**Your goal:** Copy every record exactly, and keep the pictures out.

**Exercise input:**
···

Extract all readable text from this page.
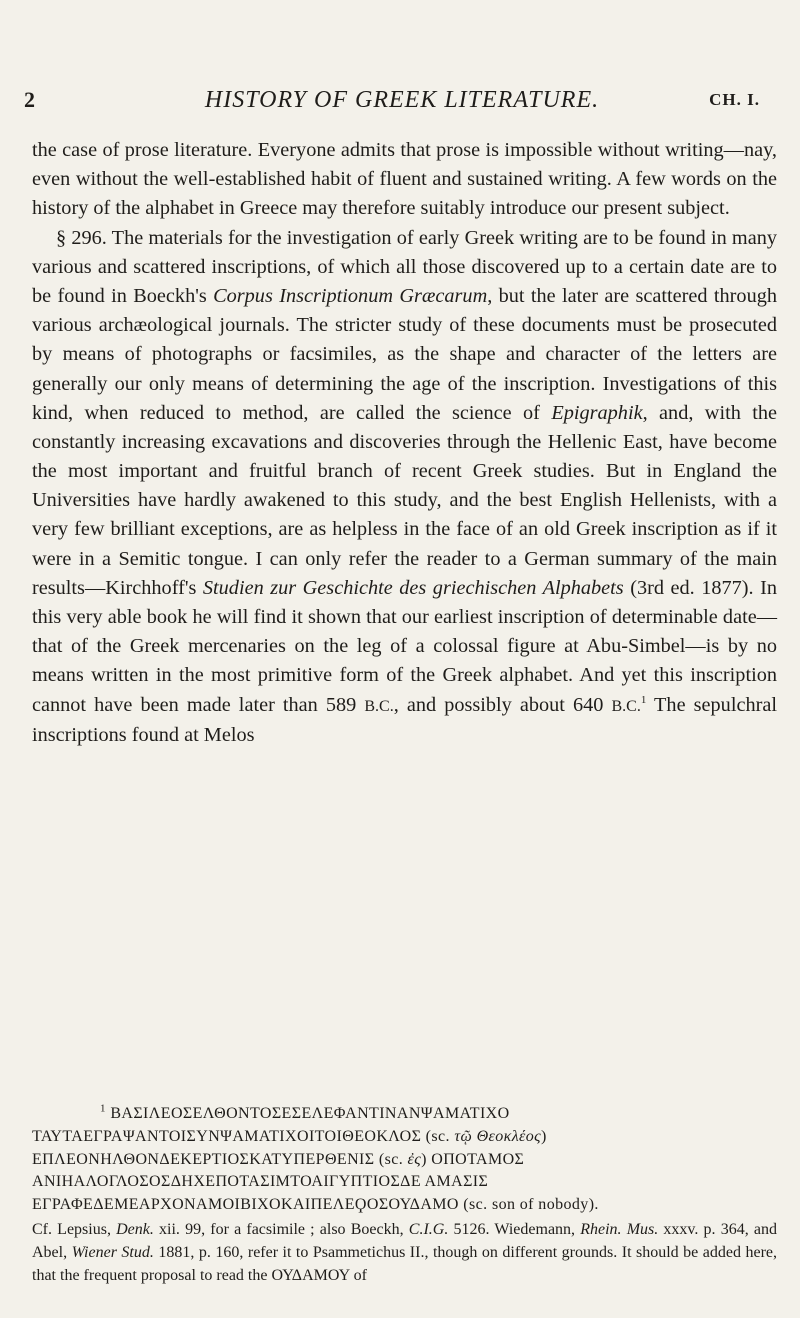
2	HISTORY OF GREEK LITERATURE.	CH. I.

the case of prose literature. Everyone admits that prose is impossible without writing—nay, even without the well-established habit of fluent and sustained writing. A few words on the history of the alphabet in Greece may therefore suitably introduce our present subject.

§ 296. The materials for the investigation of early Greek writing are to be found in many various and scattered inscriptions, of which all those discovered up to a certain date are to be found in Boeckh's Corpus Inscriptionum Græcarum, but the later are scattered through various archæological journals. The stricter study of these documents must be prosecuted by means of photographs or facsimiles, as the shape and character of the letters are generally our only means of determining the age of the inscription. Investigations of this kind, when reduced to method, are called the science of Epigraphik, and, with the constantly increasing excavations and discoveries through the Hellenic East, have become the most important and fruitful branch of recent Greek studies. But in England the Universities have hardly awakened to this study, and the best English Hellenists, with a very few brilliant exceptions, are as helpless in the face of an old Greek inscription as if it were in a Semitic tongue. I can only refer the reader to a German summary of the main results—Kirchhoff's Studien zur Geschichte des griechischen Alphabets (3rd ed. 1877). In this very able book he will find it shown that our earliest inscription of determinable date—that of the Greek mercenaries on the leg of a colossal figure at Abu-Simbel—is by no means written in the most primitive form of the Greek alphabet. And yet this inscription cannot have been made later than 589 B.C., and possibly about 640 B.C.$^1$ The sepulchral inscriptions found at Melos

$^1$ ΒΑΣΙΛΕΟΣΕΛΘΟΝΤΟΣΕΣΕΛΕΦΑΝΤΙΝΑΝΨΑΜΑΤΙΧΟ
ΤΑΥΤΑΕΓΡΑΨΑΝΤΟΙΣΥΝΨΑΜΑΤΙΧΟΙΤΟΙΘΕΟΚΛΟΣ (sc. τῷ Θεοκλέος)
ΕΠΛΕΟΝΗΛΘΟΝΔΕΚΕΡΤΙΟΣΚΑΤΥΠΕΡΘΕΝΙΣ (sc. ἐς) ΟΠΟΤΑΜΟΣ
ΑΝΙΗΑΛΟΓΛΟΣΟΣΔΗΧΕΠΟΤΑΣΙΜΤΟΑΙΓΥΠΤΙΟΣΔΕ ΑΜΑΣΙΣ
ΕΓΡΑΦΕΔΕΜΕΑΡΧΟΝΑΜΟΙΒΙΧΟΚΑΙΠΕΛΕϘΟΣΟΥΔΑΜΟ (sc. son of nobody).
Cf. Lepsius, Denk. xii. 99, for a facsimile ; also Boeckh, C.I.G. 5126. Wiedemann, Rhein. Mus. xxxv. p. 364, and Abel, Wiener Stud. 1881, p. 160, refer it to Psammetichus II., though on different grounds. It should be added here, that the frequent proposal to read the ΟΥΔΑΜΟΥ of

···

**Completed task:**
Extract all readable text from this page.
2	HISTORY OF GREEK LITERATURE.	CH. I.

the case of prose literature. Everyone admits that prose is impossible without writing—nay, even without the well-established habit of fluent and sustained writing. A few words on the history of the alphabet in Greece may therefore suitably introduce our present subject.

§ 296. The materials for the investigation of early Greek writing are to be found in many various and scattered inscriptions, of which all those discovered up to a certain date are to be found in Boeckh's Corpus Inscriptionum Græcarum, but the later are scattered through various archæological journals. The stricter study of these documents must be prosecuted by means of photographs or facsimiles, as the shape and character of the letters are generally our only means of determining the age of the inscription. Investigations of this kind, when reduced to method, are called the science of Epigraphik, and, with the constantly increasing excavations and discoveries through the Hellenic East, have become the most important and fruitful branch of recent Greek studies. But in England the Universities have hardly awakened to this study, and the best English Hellenists, with a very few brilliant exceptions, are as helpless in the face of an old Greek inscription as if it were in a Semitic tongue. I can only refer the reader to a German summary of the main results—Kirchhoff's Studien zur Geschichte des griechischen Alphabets (3rd ed. 1877). In this very able book he will find it shown that our earliest inscription of determinable date—that of the Greek mercenaries on the leg of a colossal figure at Abu-Simbel—is by no means written in the most primitive form of the Greek alphabet. And yet this inscription cannot have been made later than 589 B.C., and possibly about 640 B.C.$^1$ The sepulchral inscriptions found at Melos

$^1$ ΒΑΣΙΛΕΟΣΕΛΘΟΝΤΟΣΕΣΕΛΕΦΑΝΤΙΝΑΝΨΑΜΑΤΙΧΟ
ΤΑΥΤΑΕΓΡΑΨΑΝΤΟΙΣΥΝΨΑΜΑΤΙΧΟΙΤΟΙΘΕΟΚΛΟΣ (sc. τῷ Θεοκλέος)
ΕΠΛΕΟΝΗΛΘΟΝΔΕΚΕΡΤΙΟΣΚΑΤΥΠΕΡΘΕΝΙΣ (sc. ἐς) ΟΠΟΤΑΜΟΣ
ΑΝΙΗΑΛΟΓΛΟΣΟΣΔΗΧΕΠΟΤΑΣΙΜΤΟΑΙΓΥΠΤΙΟΣΔΕ ΑΜΑΣΙΣ
ΕΓΡΑΦΕΔΕΜΕΑΡΧΟΝΑΜΟΙΒΙΧΟΚΑΙΠΕΛΕϘΟΣΟΥΔΑΜΟ (sc. son of nobody).
Cf. Lepsius, Denk. xii. 99, for a facsimile ; also Boeckh, C.I.G. 5126. Wiedemann, Rhein. Mus. xxxv. p. 364, and Abel, Wiener Stud. 1881, p. 160, refer it to Psammetichus II., though on different grounds. It should be added here, that the frequent proposal to read the ΟΥΔΑΜΟΥ of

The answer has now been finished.